### TASK
Among the lines below, list those containing the string "Chair".

[Saved entries]
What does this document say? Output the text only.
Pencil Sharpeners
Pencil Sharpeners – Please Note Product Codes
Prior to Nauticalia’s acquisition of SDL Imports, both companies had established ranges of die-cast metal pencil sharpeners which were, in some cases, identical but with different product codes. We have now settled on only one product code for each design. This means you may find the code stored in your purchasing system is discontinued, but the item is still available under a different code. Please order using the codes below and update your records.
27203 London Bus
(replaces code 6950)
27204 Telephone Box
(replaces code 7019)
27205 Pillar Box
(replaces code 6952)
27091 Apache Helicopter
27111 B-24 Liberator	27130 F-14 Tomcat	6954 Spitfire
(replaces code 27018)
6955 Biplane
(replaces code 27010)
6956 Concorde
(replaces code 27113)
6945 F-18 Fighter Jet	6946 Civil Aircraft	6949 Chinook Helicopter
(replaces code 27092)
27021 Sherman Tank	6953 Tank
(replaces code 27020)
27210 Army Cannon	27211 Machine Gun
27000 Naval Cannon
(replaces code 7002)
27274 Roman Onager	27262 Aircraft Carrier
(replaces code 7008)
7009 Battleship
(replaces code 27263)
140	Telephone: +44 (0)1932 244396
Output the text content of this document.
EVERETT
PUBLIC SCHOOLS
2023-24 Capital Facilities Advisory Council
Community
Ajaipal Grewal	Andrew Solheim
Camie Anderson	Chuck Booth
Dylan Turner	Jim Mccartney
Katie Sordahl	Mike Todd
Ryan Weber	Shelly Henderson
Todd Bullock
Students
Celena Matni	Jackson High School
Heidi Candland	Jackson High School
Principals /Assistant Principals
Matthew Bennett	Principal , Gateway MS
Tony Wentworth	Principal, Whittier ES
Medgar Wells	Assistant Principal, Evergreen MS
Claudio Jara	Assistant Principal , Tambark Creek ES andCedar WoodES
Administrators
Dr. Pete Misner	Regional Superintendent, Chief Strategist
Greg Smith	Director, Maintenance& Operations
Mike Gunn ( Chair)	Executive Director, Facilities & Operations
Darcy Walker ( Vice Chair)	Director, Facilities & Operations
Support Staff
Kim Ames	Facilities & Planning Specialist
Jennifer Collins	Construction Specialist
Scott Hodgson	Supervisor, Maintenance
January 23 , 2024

### REPLY TO THE TASK
Mike Gunn ( Chair)	Executive Director, Facilities & Operations
Darcy Walker ( Vice Chair)	Director, Facilities & Operations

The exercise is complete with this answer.